**Job:** Update the entries below by changing "drama" to "theater" wherever it occurs. Leave everything else as it is.
——————
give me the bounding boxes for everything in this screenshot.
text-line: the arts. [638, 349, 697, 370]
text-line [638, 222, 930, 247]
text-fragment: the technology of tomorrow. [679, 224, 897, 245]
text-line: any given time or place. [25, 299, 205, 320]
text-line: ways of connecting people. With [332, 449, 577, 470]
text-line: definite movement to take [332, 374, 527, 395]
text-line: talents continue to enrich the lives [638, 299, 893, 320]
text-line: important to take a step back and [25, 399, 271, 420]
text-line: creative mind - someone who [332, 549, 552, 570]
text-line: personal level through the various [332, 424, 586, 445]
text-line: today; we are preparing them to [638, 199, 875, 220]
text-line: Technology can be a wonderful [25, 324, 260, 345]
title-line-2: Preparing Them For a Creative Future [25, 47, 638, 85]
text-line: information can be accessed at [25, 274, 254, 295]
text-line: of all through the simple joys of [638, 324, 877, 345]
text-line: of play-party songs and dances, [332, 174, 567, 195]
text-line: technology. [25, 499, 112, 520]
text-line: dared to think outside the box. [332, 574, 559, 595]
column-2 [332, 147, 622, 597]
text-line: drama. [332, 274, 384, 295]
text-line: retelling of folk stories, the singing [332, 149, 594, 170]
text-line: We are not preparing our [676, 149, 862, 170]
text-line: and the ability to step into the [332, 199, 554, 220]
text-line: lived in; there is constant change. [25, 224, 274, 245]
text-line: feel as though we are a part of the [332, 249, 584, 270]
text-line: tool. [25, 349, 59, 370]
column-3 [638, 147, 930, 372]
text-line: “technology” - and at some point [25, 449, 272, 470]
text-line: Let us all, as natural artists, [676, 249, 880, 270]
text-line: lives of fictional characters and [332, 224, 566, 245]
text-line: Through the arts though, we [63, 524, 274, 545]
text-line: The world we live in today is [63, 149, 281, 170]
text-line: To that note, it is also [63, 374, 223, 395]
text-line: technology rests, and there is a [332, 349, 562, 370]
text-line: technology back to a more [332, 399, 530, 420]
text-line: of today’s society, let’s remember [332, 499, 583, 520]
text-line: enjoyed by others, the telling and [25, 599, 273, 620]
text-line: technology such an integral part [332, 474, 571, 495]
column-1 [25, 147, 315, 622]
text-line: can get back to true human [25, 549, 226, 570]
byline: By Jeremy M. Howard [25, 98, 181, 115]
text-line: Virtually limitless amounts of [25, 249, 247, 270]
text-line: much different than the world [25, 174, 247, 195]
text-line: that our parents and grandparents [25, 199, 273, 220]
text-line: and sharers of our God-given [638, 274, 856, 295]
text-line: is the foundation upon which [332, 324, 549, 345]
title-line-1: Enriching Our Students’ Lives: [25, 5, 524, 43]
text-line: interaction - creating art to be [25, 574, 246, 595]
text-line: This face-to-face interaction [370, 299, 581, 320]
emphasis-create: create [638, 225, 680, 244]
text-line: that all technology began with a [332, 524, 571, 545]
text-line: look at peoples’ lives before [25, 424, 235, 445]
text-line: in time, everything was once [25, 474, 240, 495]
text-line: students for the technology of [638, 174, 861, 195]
——————
**Answer to the task:**
give me the bounding boxes for everything in this screenshot.
text-line: the arts. [638, 349, 697, 370]
text-line [638, 222, 930, 247]
text-fragment: the technology of tomorrow. [679, 224, 897, 245]
text-line: any given time or place. [25, 299, 205, 320]
text-line: ways of connecting people. With [332, 449, 577, 470]
text-line: definite movement to take [332, 374, 527, 395]
text-line: talents continue to enrich the lives [638, 299, 893, 320]
text-line: important to take a step back and [25, 399, 271, 420]
text-line: creative mind - someone who [332, 549, 552, 570]
text-line: personal level through the various [332, 424, 586, 445]
text-line: today; we are preparing them to [638, 199, 875, 220]
text-line: Technology can be a wonderful [25, 324, 260, 345]
title-line-2: Preparing Them For a Creative Future [25, 47, 638, 85]
text-line: information can be accessed at [25, 274, 254, 295]
text-line: of all through the simple joys of [638, 324, 877, 345]
text-line: of play-party songs and dances, [332, 174, 567, 195]
text-line: technology. [25, 499, 112, 520]
text-line: dared to think outside the box. [332, 574, 559, 595]
column-2 [332, 147, 622, 597]
text-line: theater. [332, 274, 384, 295]
text-line: retelling of folk stories, the singing [332, 149, 594, 170]
text-line: We are not preparing our [676, 149, 862, 170]
text-line: and the ability to step into the [332, 199, 554, 220]
text-line: lived in; there is constant change. [25, 224, 274, 245]
text-line: feel as though we are a part of the [332, 249, 584, 270]
text-line: tool. [25, 349, 59, 370]
column-3 [638, 147, 930, 372]
text-line: “technology” - and at some point [25, 449, 272, 470]
text-line: Let us all, as natural artists, [676, 249, 880, 270]
text-line: lives of fictional characters and [332, 224, 566, 245]
text-line: Through the arts though, we [63, 524, 274, 545]
text-line: The world we live in today is [63, 149, 281, 170]
text-line: To that note, it is also [63, 374, 223, 395]
text-line: technology rests, and there is a [332, 349, 562, 370]
text-line: technology back to a more [332, 399, 530, 420]
text-line: of today’s society, let’s remember [332, 499, 583, 520]
text-line: enjoyed by others, the telling and [25, 599, 273, 620]
text-line: technology such an integral part [332, 474, 571, 495]
column-1 [25, 147, 315, 622]
text-line: can get back to true human [25, 549, 226, 570]
byline: By Jeremy M. Howard [25, 98, 181, 115]
text-line: Virtually limitless amounts of [25, 249, 247, 270]
text-line: much different than the world [25, 174, 247, 195]
text-line: that our parents and grandparents [25, 199, 273, 220]
text-line: and sharers of our God-given [638, 274, 856, 295]
text-line: is the foundation upon which [332, 324, 549, 345]
title-line-1: Enriching Our Students’ Lives: [25, 5, 524, 43]
text-line: interaction - creating art to be [25, 574, 246, 595]
text-line: This face-to-face interaction [370, 299, 581, 320]
emphasis-create: create [638, 225, 680, 244]
text-line: that all technology began with a [332, 524, 571, 545]
text-line: look at peoples’ lives before [25, 424, 235, 445]
text-line: in time, everything was once [25, 474, 240, 495]
text-line: students for the technology of [638, 174, 861, 195]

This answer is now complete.